Data tied to figure images
•••••
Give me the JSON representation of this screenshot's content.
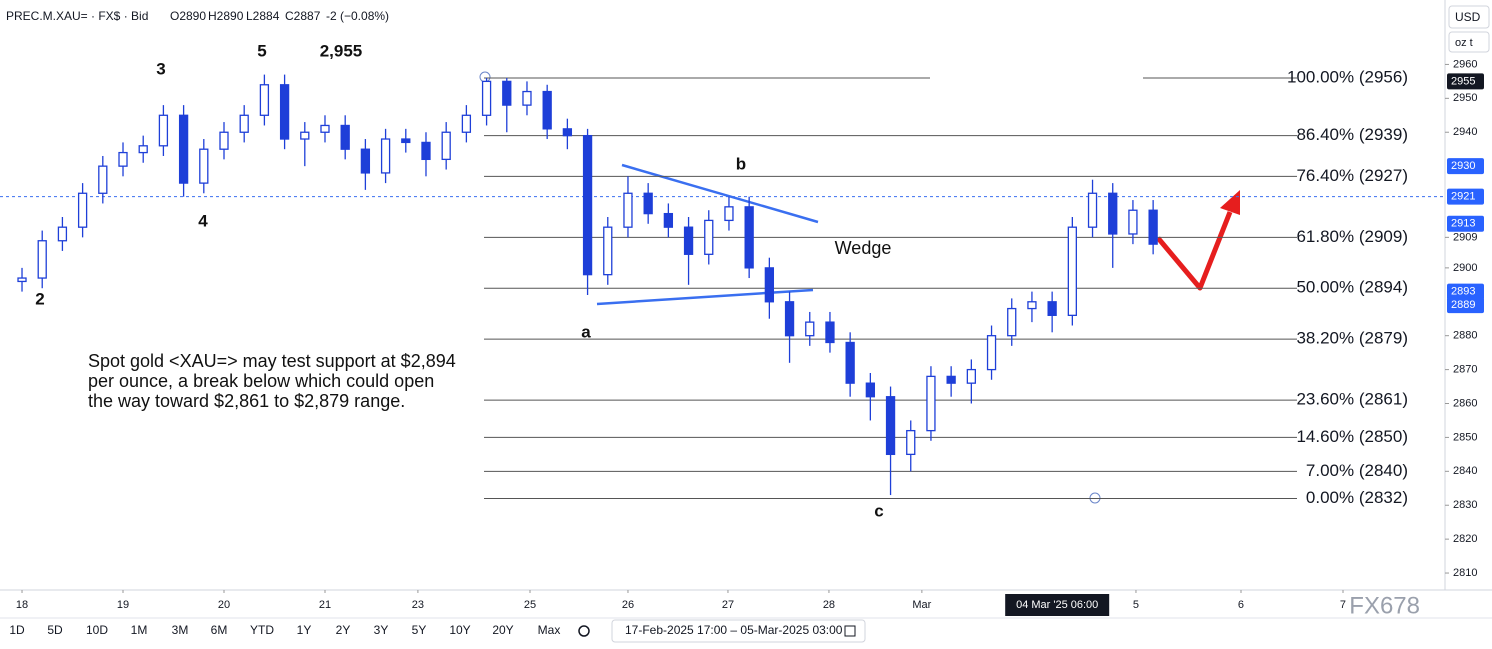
{
  "header": {
    "symbol": "PREC.M.XAU= · FX$ · Bid",
    "open": "O2890",
    "high": "H2890",
    "low": "L2884",
    "close": "C2887",
    "change": "-2 (−0.08%)"
  },
  "currency": "USD",
  "unit": "oz t",
  "chart_data": {
    "type": "candlestick",
    "color": "#1e3fd8",
    "x": [
      0,
      0.2,
      0.4,
      0.6,
      0.8,
      1,
      1.2,
      1.4,
      1.6,
      1.8,
      2,
      2.2,
      2.4,
      2.6,
      2.8,
      3,
      3.2,
      3.4,
      3.6,
      3.8,
      4,
      4.2,
      4.4,
      4.6,
      4.8,
      5,
      5.2,
      5.4,
      5.6,
      5.8,
      6,
      6.2,
      6.4,
      6.6,
      6.8,
      7,
      7.2,
      7.4,
      7.6,
      7.8,
      8,
      8.2,
      8.4,
      8.6,
      8.8,
      9,
      9.2,
      9.4,
      9.6,
      9.8,
      10,
      10.2,
      10.4,
      10.6,
      10.8,
      11,
      11.2
    ],
    "open": [
      2896,
      2897,
      2908,
      2912,
      2922,
      2930,
      2934,
      2936,
      2945,
      2925,
      2935,
      2940,
      2945,
      2954,
      2938,
      2940,
      2942,
      2935,
      2928,
      2938,
      2937,
      2932,
      2940,
      2945,
      2955,
      2948,
      2952,
      2941,
      2939,
      2898,
      2912,
      2922,
      2916,
      2912,
      2904,
      2914,
      2918,
      2900,
      2890,
      2880,
      2884,
      2878,
      2866,
      2862,
      2845,
      2852,
      2868,
      2866,
      2870,
      2880,
      2888,
      2890,
      2886,
      2912,
      2922,
      2910,
      2917
    ],
    "high": [
      2900,
      2911,
      2915,
      2925,
      2933,
      2937,
      2939,
      2948,
      2948,
      2938,
      2943,
      2948,
      2957,
      2957,
      2943,
      2945,
      2945,
      2938,
      2941,
      2941,
      2940,
      2943,
      2948,
      2956,
      2956,
      2955,
      2954,
      2944,
      2941,
      2915,
      2927,
      2925,
      2919,
      2915,
      2917,
      2921,
      2921,
      2903,
      2893,
      2887,
      2887,
      2881,
      2869,
      2865,
      2855,
      2871,
      2871,
      2873,
      2883,
      2891,
      2893,
      2893,
      2915,
      2926,
      2925,
      2920,
      2920
    ],
    "low": [
      2893,
      2894,
      2905,
      2909,
      2919,
      2927,
      2931,
      2933,
      2921,
      2922,
      2932,
      2937,
      2942,
      2935,
      2930,
      2937,
      2932,
      2923,
      2925,
      2934,
      2927,
      2929,
      2937,
      2942,
      2940,
      2945,
      2938,
      2935,
      2892,
      2895,
      2909,
      2913,
      2909,
      2895,
      2901,
      2911,
      2897,
      2885,
      2872,
      2877,
      2875,
      2862,
      2855,
      2833,
      2840,
      2849,
      2862,
      2860,
      2867,
      2877,
      2884,
      2881,
      2883,
      2909,
      2900,
      2907,
      2904
    ],
    "close": [
      2897,
      2908,
      2912,
      2922,
      2930,
      2934,
      2936,
      2945,
      2925,
      2935,
      2940,
      2945,
      2954,
      2938,
      2940,
      2942,
      2935,
      2928,
      2938,
      2937,
      2932,
      2940,
      2945,
      2955,
      2948,
      2952,
      2941,
      2939,
      2898,
      2912,
      2922,
      2916,
      2912,
      2904,
      2914,
      2918,
      2900,
      2890,
      2880,
      2884,
      2878,
      2866,
      2862,
      2845,
      2852,
      2868,
      2866,
      2870,
      2880,
      2888,
      2890,
      2886,
      2912,
      2922,
      2910,
      2917,
      2907
    ],
    "xlim": [
      -0.218,
      14.09
    ],
    "ylim": [
      2805,
      2979
    ],
    "xticks": [
      {
        "value": 0,
        "label": "18"
      },
      {
        "value": 1,
        "label": "19"
      },
      {
        "value": 2,
        "label": "20"
      },
      {
        "value": 3,
        "label": "21"
      },
      {
        "value": 3.92,
        "label": "23"
      },
      {
        "value": 5.03,
        "label": "25"
      },
      {
        "value": 6,
        "label": "26"
      },
      {
        "value": 6.99,
        "label": "27"
      },
      {
        "value": 7.99,
        "label": "28"
      },
      {
        "value": 8.91,
        "label": "Mar"
      },
      {
        "value": 11.03,
        "label": "5"
      },
      {
        "value": 12.07,
        "label": "6"
      },
      {
        "value": 13.08,
        "label": "7"
      }
    ],
    "crosshair_x": {
      "value": 10.25,
      "label": "04 Mar '25  06:00"
    },
    "yticks": [
      2960,
      2950,
      2940,
      2909,
      2900,
      2880,
      2870,
      2860,
      2850,
      2840,
      2830,
      2820,
      2810
    ],
    "last_price": 2955,
    "price_labels": [
      2930,
      2921,
      2913,
      2893,
      2889
    ],
    "current_price": 2921,
    "fib_levels": [
      {
        "value": 2956,
        "label": "100.00% (2956)"
      },
      {
        "value": 2939,
        "label": "86.40% (2939)"
      },
      {
        "value": 2927,
        "label": "76.40% (2927)"
      },
      {
        "value": 2909,
        "label": "61.80% (2909)"
      },
      {
        "value": 2894,
        "label": "50.00% (2894)"
      },
      {
        "value": 2879,
        "label": "38.20% (2879)"
      },
      {
        "value": 2861,
        "label": "23.60% (2861)"
      },
      {
        "value": 2850,
        "label": "14.60% (2850)"
      },
      {
        "value": 2840,
        "label": "7.00% (2840)"
      },
      {
        "value": 2832,
        "label": "0.00% (2832)"
      }
    ],
    "annotations": {
      "waves": [
        "2",
        "3",
        "4",
        "5",
        "2,955",
        "a",
        "b",
        "c"
      ],
      "pattern": "Wedge",
      "note": [
        "Spot gold <XAU=> may test support at $2,894",
        "per ounce, a break below which could open",
        "the way toward $2,861 to $2,879 range."
      ]
    }
  },
  "toolbar": {
    "ranges": [
      "1D",
      "5D",
      "10D",
      "1M",
      "3M",
      "6M",
      "YTD",
      "1Y",
      "2Y",
      "3Y",
      "5Y",
      "10Y",
      "20Y",
      "Max"
    ],
    "date_range": "17-Feb-2025 17:00 – 05-Mar-2025 03:00"
  },
  "watermark": "FX678"
}
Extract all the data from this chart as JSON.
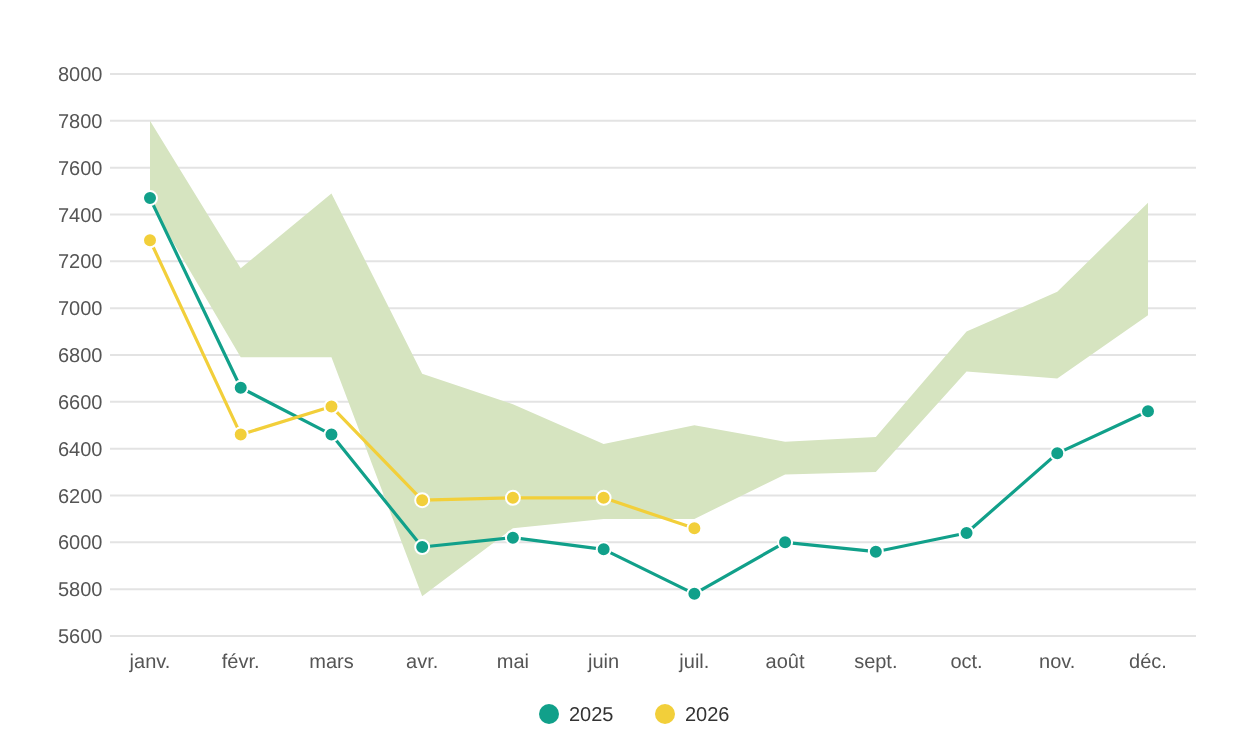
{
  "chart_data": {
    "type": "line",
    "categories": [
      "janv.",
      "févr.",
      "mars",
      "avr.",
      "mai",
      "juin",
      "juil.",
      "août",
      "sept.",
      "oct.",
      "nov.",
      "déc."
    ],
    "series": [
      {
        "type": "area",
        "color": "#d6e4c0",
        "values": [
          null,
          null,
          null,
          null,
          null,
          null,
          null,
          null,
          null,
          null,
          null,
          null
        ],
        "lower": [
          7450,
          6790,
          6790,
          5770,
          6060,
          6100,
          6100,
          6290,
          6300,
          6730,
          6700,
          6970
        ],
        "upper": [
          7800,
          7170,
          7490,
          6720,
          6590,
          6420,
          6500,
          6430,
          6450,
          6900,
          7070,
          7450
        ]
      },
      {
        "name": "2025",
        "color": "#11a08a",
        "values": [
          7470,
          6660,
          6460,
          5980,
          6020,
          5970,
          5780,
          6000,
          5960,
          6040,
          6380,
          6560
        ]
      },
      {
        "name": "2026",
        "color": "#f2cf3a",
        "values": [
          7290,
          6460,
          6580,
          6180,
          6190,
          6190,
          6060,
          null,
          null,
          null,
          null,
          null
        ]
      }
    ],
    "ylim": [
      5600,
      8000
    ],
    "yticks": [
      5600,
      5800,
      6000,
      6200,
      6400,
      6600,
      6800,
      7000,
      7200,
      7400,
      7600,
      7800,
      8000
    ],
    "grid": "y",
    "legend": "bottom",
    "marker": "circle"
  }
}
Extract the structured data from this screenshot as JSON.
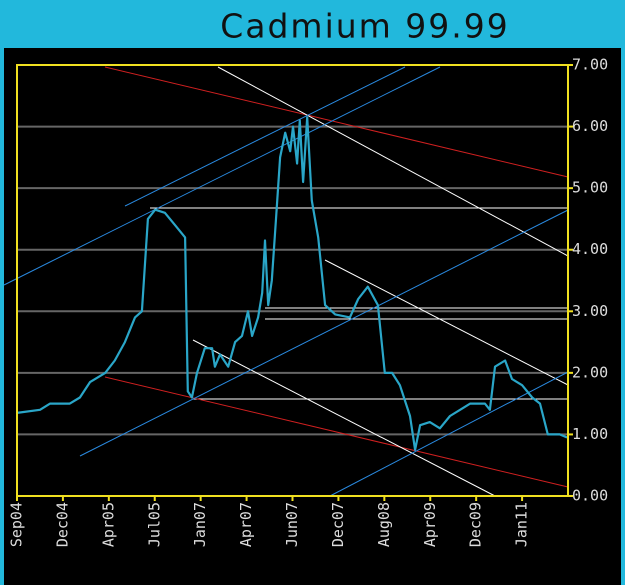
{
  "chart_data": {
    "type": "line",
    "title": "Cadmium 99.99",
    "x": [
      0,
      5.0,
      7.2,
      11.5,
      13.7,
      15.9,
      19.2,
      21.3,
      23.5,
      25.7,
      27.2,
      28.5,
      30.1,
      32.2,
      34.4,
      36.6,
      37.2,
      38.1,
      39.2,
      40.9,
      42.5,
      43.1,
      44.2,
      46.0,
      47.5,
      49.0,
      50.3,
      51.2,
      52.5,
      53.4,
      54.0,
      54.7,
      55.5,
      56.4,
      57.3,
      58.4,
      59.5,
      60.1,
      61.0,
      61.6,
      62.3,
      63.2,
      64.2,
      65.6,
      67.1,
      69.3,
      72.5,
      74.3,
      76.4,
      78.6,
      80.1,
      81.7,
      83.4,
      85.6,
      86.7,
      87.8,
      89.9,
      92.1,
      94.3,
      96.5,
      98.7,
      101.9,
      103.0,
      104.1,
      106.3,
      107.8,
      110.0,
      112.2,
      113.9,
      115.6,
      118.2,
      119.8
    ],
    "values": [
      1.35,
      1.4,
      1.5,
      1.5,
      1.6,
      1.85,
      2.0,
      2.2,
      2.5,
      2.9,
      3.0,
      4.5,
      4.65,
      4.6,
      4.4,
      4.2,
      1.7,
      1.6,
      2.0,
      2.4,
      2.4,
      2.1,
      2.3,
      2.1,
      2.5,
      2.6,
      3.0,
      2.6,
      2.9,
      3.3,
      4.15,
      3.1,
      3.5,
      4.5,
      5.5,
      5.9,
      5.6,
      6.0,
      5.4,
      6.1,
      5.1,
      6.15,
      4.8,
      4.2,
      3.1,
      2.95,
      2.9,
      3.2,
      3.4,
      3.1,
      2.0,
      2.0,
      1.8,
      1.3,
      0.75,
      1.15,
      1.2,
      1.1,
      1.3,
      1.4,
      1.5,
      1.5,
      1.4,
      2.1,
      2.2,
      1.9,
      1.8,
      1.6,
      1.5,
      1.0,
      1.0,
      0.95
    ],
    "color": "#2aa6c8",
    "xlim": [
      0,
      120
    ],
    "xticks": [
      {
        "value": 0,
        "label": "Sep04"
      },
      {
        "value": 10,
        "label": "Dec04"
      },
      {
        "value": 20,
        "label": "Apr05"
      },
      {
        "value": 30,
        "label": "Jul05"
      },
      {
        "value": 40,
        "label": "Jan07"
      },
      {
        "value": 50,
        "label": "Apr07"
      },
      {
        "value": 60,
        "label": "Jun07"
      },
      {
        "value": 70,
        "label": "Dec07"
      },
      {
        "value": 80,
        "label": "Aug08"
      },
      {
        "value": 90,
        "label": "Apr09"
      },
      {
        "value": 100,
        "label": "Dec09"
      },
      {
        "value": 110,
        "label": "Jan11"
      }
    ],
    "ylim": [
      0,
      7
    ],
    "yticks": [
      {
        "value": 0,
        "label": "0.00"
      },
      {
        "value": 1,
        "label": "1.00"
      },
      {
        "value": 2,
        "label": "2.00"
      },
      {
        "value": 3,
        "label": "3.00"
      },
      {
        "value": 4,
        "label": "4.00"
      },
      {
        "value": 5,
        "label": "5.00"
      },
      {
        "value": 6,
        "label": "6.00"
      },
      {
        "value": 7,
        "label": "7.00"
      }
    ],
    "grid": true
  }
}
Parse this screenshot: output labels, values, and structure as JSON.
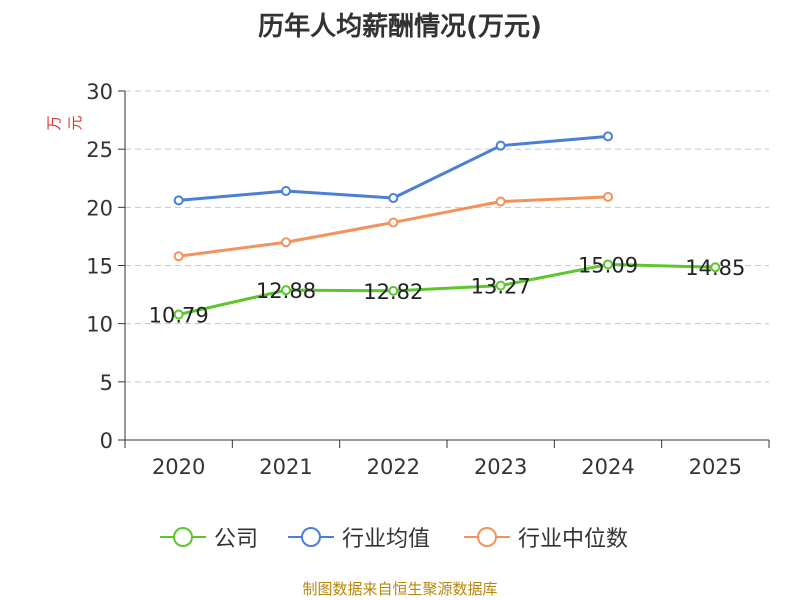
{
  "chart_data": {
    "type": "line",
    "title": "历年人均薪酬情况(万元)",
    "ylabel": "万元",
    "xlabel": "",
    "categories": [
      "2020",
      "2021",
      "2022",
      "2023",
      "2024",
      "2025"
    ],
    "ylim": [
      0,
      30
    ],
    "yticks": [
      0,
      5,
      10,
      15,
      20,
      25,
      30
    ],
    "grid": true,
    "legend_position": "bottom",
    "series": [
      {
        "name": "公司",
        "color": "#5cc72d",
        "values": [
          10.79,
          12.88,
          12.82,
          13.27,
          15.09,
          14.85
        ],
        "labels": [
          "10.79",
          "12.88",
          "12.82",
          "13.27",
          "15.09",
          "14.85"
        ]
      },
      {
        "name": "行业均值",
        "color": "#4a7fd9",
        "values": [
          20.6,
          21.4,
          20.8,
          25.3,
          26.1,
          null
        ]
      },
      {
        "name": "行业中位数",
        "color": "#f5915a",
        "values": [
          15.8,
          17.0,
          18.7,
          20.5,
          20.9,
          null
        ]
      }
    ]
  },
  "source_note": "制图数据来自恒生聚源数据库"
}
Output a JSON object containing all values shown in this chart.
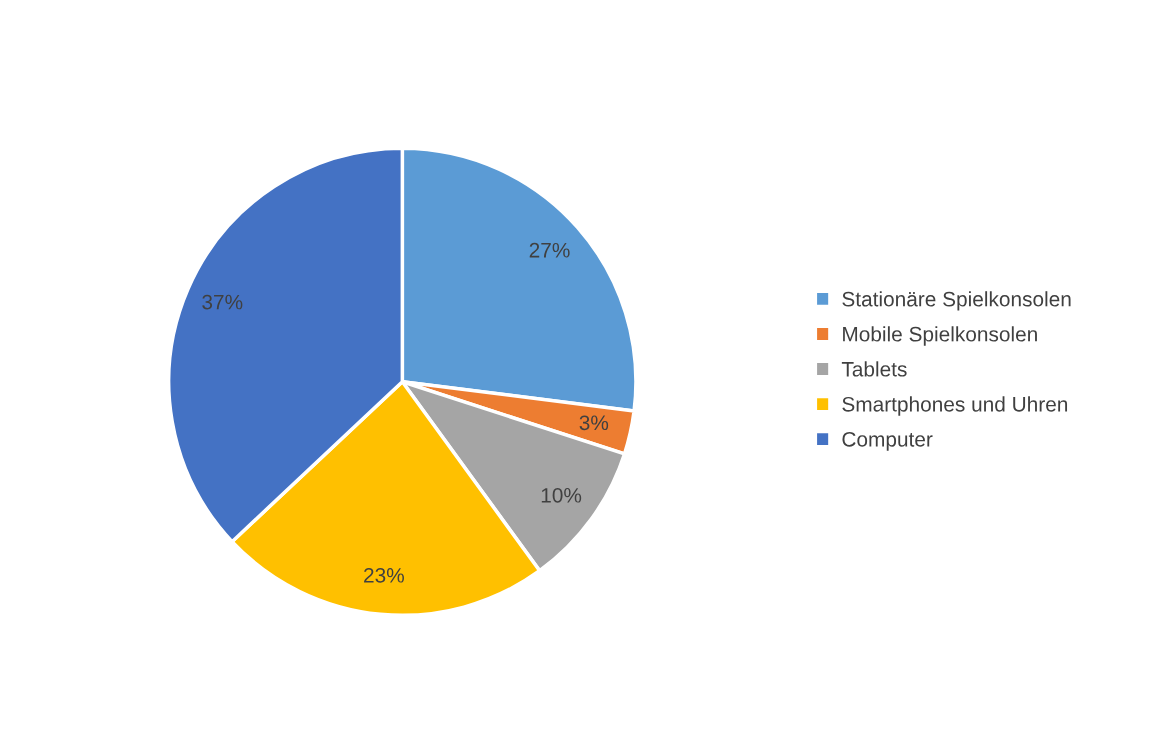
•••••
Exercise objective
From the data above, copy each line where the string "bottom" appears.

Result of this exercise
    "legend": "bottom",
    "legend_position": "bottom",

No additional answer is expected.